Exercise task >> Could you print every record below exactly as it appears?

Source data:

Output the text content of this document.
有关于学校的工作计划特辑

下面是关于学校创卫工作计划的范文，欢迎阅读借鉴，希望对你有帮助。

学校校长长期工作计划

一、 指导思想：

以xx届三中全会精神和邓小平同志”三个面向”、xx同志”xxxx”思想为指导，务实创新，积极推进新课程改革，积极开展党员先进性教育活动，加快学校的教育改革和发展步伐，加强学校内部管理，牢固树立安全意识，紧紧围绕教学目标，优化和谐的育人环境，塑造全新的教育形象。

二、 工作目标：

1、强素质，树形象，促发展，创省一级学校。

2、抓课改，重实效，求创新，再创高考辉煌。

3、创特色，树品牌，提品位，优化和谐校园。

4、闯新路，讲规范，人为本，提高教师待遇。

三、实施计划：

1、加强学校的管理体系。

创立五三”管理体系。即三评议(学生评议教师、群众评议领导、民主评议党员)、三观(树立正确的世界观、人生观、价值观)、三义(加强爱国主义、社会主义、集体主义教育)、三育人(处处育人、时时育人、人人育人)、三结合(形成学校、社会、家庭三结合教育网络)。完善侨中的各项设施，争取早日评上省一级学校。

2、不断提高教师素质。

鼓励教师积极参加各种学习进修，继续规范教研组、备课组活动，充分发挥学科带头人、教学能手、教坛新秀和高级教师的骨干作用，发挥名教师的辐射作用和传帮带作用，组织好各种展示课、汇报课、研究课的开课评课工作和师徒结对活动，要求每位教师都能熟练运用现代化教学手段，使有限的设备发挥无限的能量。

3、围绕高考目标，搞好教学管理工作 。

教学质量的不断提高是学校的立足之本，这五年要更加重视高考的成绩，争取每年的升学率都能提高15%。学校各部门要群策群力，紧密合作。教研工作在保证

Output below >>
Output the text content of this document.
有关于学校的工作计划特辑

下面是关于学校创卫工作计划的范文，欢迎阅读借鉴，希望对你有帮助。

学校校长长期工作计划

一、 指导思想：

以xx届三中全会精神和邓小平同志”三个面向”、xx同志”xxxx”思想为指导，务实创新，积极推进新课程改革，积极开展党员先进性教育活动，加快学校的教育改革和发展步伐，加强学校内部管理，牢固树立安全意识，紧紧围绕教学目标，优化和谐的育人环境，塑造全新的教育形象。

二、 工作目标：

1、强素质，树形象，促发展，创省一级学校。

2、抓课改，重实效，求创新，再创高考辉煌。

3、创特色，树品牌，提品位，优化和谐校园。

4、闯新路，讲规范，人为本，提高教师待遇。

三、实施计划：

1、加强学校的管理体系。

创立五三”管理体系。即三评议(学生评议教师、群众评议领导、民主评议党员)、三观(树立正确的世界观、人生观、价值观)、三义(加强爱国主义、社会主义、集体主义教育)、三育人(处处育人、时时育人、人人育人)、三结合(形成学校、社会、家庭三结合教育网络)。完善侨中的各项设施，争取早日评上省一级学校。

2、不断提高教师素质。

鼓励教师积极参加各种学习进修，继续规范教研组、备课组活动，充分发挥学科带头人、教学能手、教坛新秀和高级教师的骨干作用，发挥名教师的辐射作用和传帮带作用，组织好各种展示课、汇报课、研究课的开课评课工作和师徒结对活动，要求每位教师都能熟练运用现代化教学手段，使有限的设备发挥无限的能量。

3、围绕高考目标，搞好教学管理工作 。

教学质量的不断提高是学校的立足之本，这五年要更加重视高考的成绩，争取每年的升学率都能提高15%。学校各部门要群策群力，紧密合作。教研工作在保证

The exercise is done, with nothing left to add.